>> Begin The data

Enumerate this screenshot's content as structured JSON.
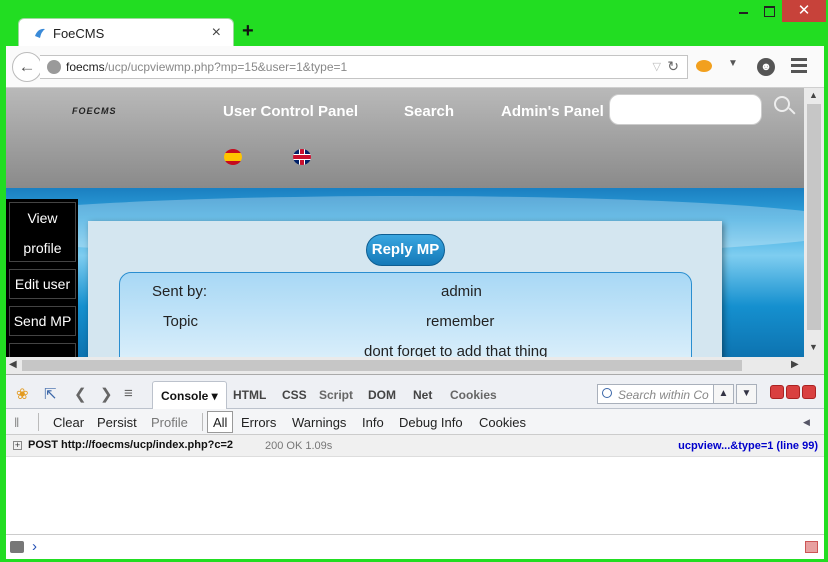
{
  "browser": {
    "tab_title": "FoeCMS",
    "tab_close": "×",
    "new_tab": "+",
    "window_close": "✕",
    "url_host": "foecms",
    "url_path": "/ucp/ucpviewmp.php?mp=15&user=1&type=1"
  },
  "site": {
    "logo": "FOECMS",
    "menu": [
      "User Control Panel",
      "Search",
      "Admin's Panel"
    ],
    "flags": [
      "spanish-flag",
      "uk-flag"
    ],
    "sidebar": [
      "View profile",
      "Edit user",
      "Send MP"
    ]
  },
  "message": {
    "reply_button": "Reply MP",
    "sent_by_label": "Sent by:",
    "sent_by_value": "admin",
    "topic_label": "Topic",
    "topic_value": "remember",
    "body": "dont forget to add that thing"
  },
  "firebug": {
    "tabs": [
      "Console",
      "HTML",
      "CSS",
      "Script",
      "DOM",
      "Net",
      "Cookies"
    ],
    "search_placeholder": "Search within Co",
    "toolbar": [
      "Clear",
      "Persist",
      "Profile",
      "All",
      "Errors",
      "Warnings",
      "Info",
      "Debug Info",
      "Cookies"
    ],
    "log": {
      "request": "POST http://foecms/ucp/index.php?c=2",
      "status": "200 OK 1.09s",
      "source": "ucpview...&type=1 (line 99)"
    },
    "prompt": "›"
  },
  "colors": {
    "window_frame": "#22dd22",
    "page_blue": "#138fce",
    "header_gray": "#8a8a8a",
    "close_red": "#c7423a"
  }
}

>> End The data

### What is needed:
Quote the records above exactly, leaving out any pictures.

### Task result:
Enumerate this screenshot's content as structured JSON.
{
  "browser": {
    "tab_title": "FoeCMS",
    "tab_close": "×",
    "new_tab": "+",
    "window_close": "✕",
    "url_host": "foecms",
    "url_path": "/ucp/ucpviewmp.php?mp=15&user=1&type=1"
  },
  "site": {
    "logo": "FOECMS",
    "menu": [
      "User Control Panel",
      "Search",
      "Admin's Panel"
    ],
    "flags": [
      "spanish-flag",
      "uk-flag"
    ],
    "sidebar": [
      "View profile",
      "Edit user",
      "Send MP"
    ]
  },
  "message": {
    "reply_button": "Reply MP",
    "sent_by_label": "Sent by:",
    "sent_by_value": "admin",
    "topic_label": "Topic",
    "topic_value": "remember",
    "body": "dont forget to add that thing"
  },
  "firebug": {
    "tabs": [
      "Console",
      "HTML",
      "CSS",
      "Script",
      "DOM",
      "Net",
      "Cookies"
    ],
    "search_placeholder": "Search within Co",
    "toolbar": [
      "Clear",
      "Persist",
      "Profile",
      "All",
      "Errors",
      "Warnings",
      "Info",
      "Debug Info",
      "Cookies"
    ],
    "log": {
      "request": "POST http://foecms/ucp/index.php?c=2",
      "status": "200 OK 1.09s",
      "source": "ucpview...&type=1 (line 99)"
    },
    "prompt": "›"
  },
  "colors": {
    "window_frame": "#22dd22",
    "page_blue": "#138fce",
    "header_gray": "#8a8a8a",
    "close_red": "#c7423a"
  }
}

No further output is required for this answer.